- **TASK DETAILS**: Transcribe every line of the listing below without any deviation.

- **PROVIDED ENTRIES**:
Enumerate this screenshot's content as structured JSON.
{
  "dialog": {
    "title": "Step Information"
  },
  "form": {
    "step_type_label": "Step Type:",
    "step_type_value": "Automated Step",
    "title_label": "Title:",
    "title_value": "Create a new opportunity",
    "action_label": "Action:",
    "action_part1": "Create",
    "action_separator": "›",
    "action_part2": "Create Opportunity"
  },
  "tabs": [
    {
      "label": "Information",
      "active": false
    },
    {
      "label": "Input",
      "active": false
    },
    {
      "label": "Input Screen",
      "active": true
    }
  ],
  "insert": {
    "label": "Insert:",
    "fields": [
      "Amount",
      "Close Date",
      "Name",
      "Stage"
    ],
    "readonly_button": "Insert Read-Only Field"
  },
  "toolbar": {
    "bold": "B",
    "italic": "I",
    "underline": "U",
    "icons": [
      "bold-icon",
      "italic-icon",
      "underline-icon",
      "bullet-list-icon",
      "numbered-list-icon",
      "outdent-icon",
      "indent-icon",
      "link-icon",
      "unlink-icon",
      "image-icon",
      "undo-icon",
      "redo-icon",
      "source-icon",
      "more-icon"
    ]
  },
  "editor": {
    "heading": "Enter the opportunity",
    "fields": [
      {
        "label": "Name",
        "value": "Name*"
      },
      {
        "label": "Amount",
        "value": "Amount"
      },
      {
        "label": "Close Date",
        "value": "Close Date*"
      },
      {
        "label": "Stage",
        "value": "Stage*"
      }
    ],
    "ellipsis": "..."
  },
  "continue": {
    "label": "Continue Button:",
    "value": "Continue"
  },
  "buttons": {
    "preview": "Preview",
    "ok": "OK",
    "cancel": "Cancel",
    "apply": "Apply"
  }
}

- **THE COMPLETED TASK**:
Enumerate this screenshot's content as structured JSON.
{
  "dialog": {
    "title": "Step Information"
  },
  "form": {
    "step_type_label": "Step Type:",
    "step_type_value": "Automated Step",
    "title_label": "Title:",
    "title_value": "Create a new opportunity",
    "action_label": "Action:",
    "action_part1": "Create",
    "action_separator": "›",
    "action_part2": "Create Opportunity"
  },
  "tabs": [
    {
      "label": "Information",
      "active": false
    },
    {
      "label": "Input",
      "active": false
    },
    {
      "label": "Input Screen",
      "active": true
    }
  ],
  "insert": {
    "label": "Insert:",
    "fields": [
      "Amount",
      "Close Date",
      "Name",
      "Stage"
    ],
    "readonly_button": "Insert Read-Only Field"
  },
  "toolbar": {
    "bold": "B",
    "italic": "I",
    "underline": "U",
    "icons": [
      "bold-icon",
      "italic-icon",
      "underline-icon",
      "bullet-list-icon",
      "numbered-list-icon",
      "outdent-icon",
      "indent-icon",
      "link-icon",
      "unlink-icon",
      "image-icon",
      "undo-icon",
      "redo-icon",
      "source-icon",
      "more-icon"
    ]
  },
  "editor": {
    "heading": "Enter the opportunity",
    "fields": [
      {
        "label": "Name",
        "value": "Name*"
      },
      {
        "label": "Amount",
        "value": "Amount"
      },
      {
        "label": "Close Date",
        "value": "Close Date*"
      },
      {
        "label": "Stage",
        "value": "Stage*"
      }
    ],
    "ellipsis": "..."
  },
  "continue": {
    "label": "Continue Button:",
    "value": "Continue"
  },
  "buttons": {
    "preview": "Preview",
    "ok": "OK",
    "cancel": "Cancel",
    "apply": "Apply"
  }
}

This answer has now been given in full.